» SET TASK:
Reproduce every record below exactly as written, but leave out any pictures.

» PROVIDED RECORDS:
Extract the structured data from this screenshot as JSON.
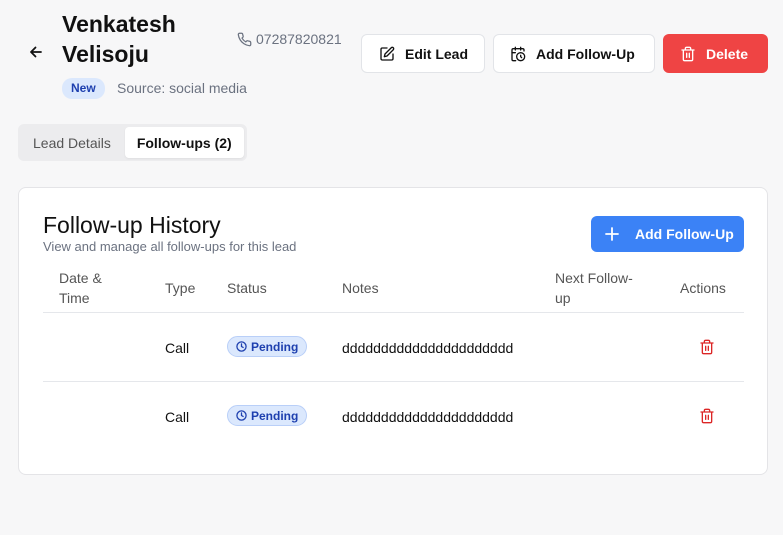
{
  "header": {
    "name": "Venkatesh Velisoju",
    "phone": "07287820821",
    "status_badge": "New",
    "source": "Source: social media",
    "edit_label": "Edit Lead",
    "follow_label": "Add Follow-Up",
    "delete_label": "Delete"
  },
  "tabs": [
    {
      "label": "Lead Details",
      "active": false
    },
    {
      "label": "Follow-ups (2)",
      "active": true
    }
  ],
  "card": {
    "title": "Follow-up History",
    "subtitle": "View and manage all follow-ups for this lead",
    "add_label": "Add Follow-Up",
    "columns": {
      "datetime": "Date & Time",
      "type": "Type",
      "status": "Status",
      "notes": "Notes",
      "next": "Next Follow-up",
      "actions": "Actions"
    },
    "rows": [
      {
        "datetime": "",
        "type": "Call",
        "status": "Pending",
        "notes": "dddddddddddddddddddddd",
        "next": ""
      },
      {
        "datetime": "",
        "type": "Call",
        "status": "Pending",
        "notes": "dddddddddddddddddddddd",
        "next": ""
      }
    ]
  },
  "colors": {
    "primary": "#3b82f6",
    "danger": "#ef4444",
    "badge_bg": "#dbe8fd",
    "badge_text": "#1e40af"
  },
  "icons": [
    "back-arrow-icon",
    "phone-icon",
    "edit-icon",
    "calendar-clock-icon",
    "trash-icon",
    "plus-icon",
    "clock-icon"
  ]
}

» PROBLEM SOLUTION:
Extract the structured data from this screenshot as JSON.
{
  "header": {
    "name": "Venkatesh Velisoju",
    "phone": "07287820821",
    "status_badge": "New",
    "source": "Source: social media",
    "edit_label": "Edit Lead",
    "follow_label": "Add Follow-Up",
    "delete_label": "Delete"
  },
  "tabs": [
    {
      "label": "Lead Details",
      "active": false
    },
    {
      "label": "Follow-ups (2)",
      "active": true
    }
  ],
  "card": {
    "title": "Follow-up History",
    "subtitle": "View and manage all follow-ups for this lead",
    "add_label": "Add Follow-Up",
    "columns": {
      "datetime": "Date & Time",
      "type": "Type",
      "status": "Status",
      "notes": "Notes",
      "next": "Next Follow-up",
      "actions": "Actions"
    },
    "rows": [
      {
        "datetime": "",
        "type": "Call",
        "status": "Pending",
        "notes": "dddddddddddddddddddddd",
        "next": ""
      },
      {
        "datetime": "",
        "type": "Call",
        "status": "Pending",
        "notes": "dddddddddddddddddddddd",
        "next": ""
      }
    ]
  },
  "colors": {
    "primary": "#3b82f6",
    "danger": "#ef4444",
    "badge_bg": "#dbe8fd",
    "badge_text": "#1e40af"
  },
  "icons": [
    "back-arrow-icon",
    "phone-icon",
    "edit-icon",
    "calendar-clock-icon",
    "trash-icon",
    "plus-icon",
    "clock-icon"
  ]
}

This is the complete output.